Page element annotations
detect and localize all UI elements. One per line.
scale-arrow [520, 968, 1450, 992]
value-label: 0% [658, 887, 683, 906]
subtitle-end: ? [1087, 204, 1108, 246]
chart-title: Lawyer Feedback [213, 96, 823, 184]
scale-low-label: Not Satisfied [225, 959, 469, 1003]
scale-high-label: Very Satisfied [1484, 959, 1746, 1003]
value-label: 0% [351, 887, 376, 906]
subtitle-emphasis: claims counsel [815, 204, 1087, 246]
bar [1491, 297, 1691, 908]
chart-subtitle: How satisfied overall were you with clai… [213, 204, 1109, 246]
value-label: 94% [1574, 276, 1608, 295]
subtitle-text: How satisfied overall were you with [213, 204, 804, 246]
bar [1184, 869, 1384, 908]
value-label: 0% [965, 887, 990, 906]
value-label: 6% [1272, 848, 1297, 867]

● **To do**
Can you reproduce, character for character, the lines of the records from the very first one through the line that contains "scale-high-label: Very Satisfied", including both of those lines?

● **Response to the task**
detect and localize all UI elements. One per line.
scale-arrow [520, 968, 1450, 992]
value-label: 0% [658, 887, 683, 906]
subtitle-end: ? [1087, 204, 1108, 246]
chart-title: Lawyer Feedback [213, 96, 823, 184]
scale-low-label: Not Satisfied [225, 959, 469, 1003]
scale-high-label: Very Satisfied [1484, 959, 1746, 1003]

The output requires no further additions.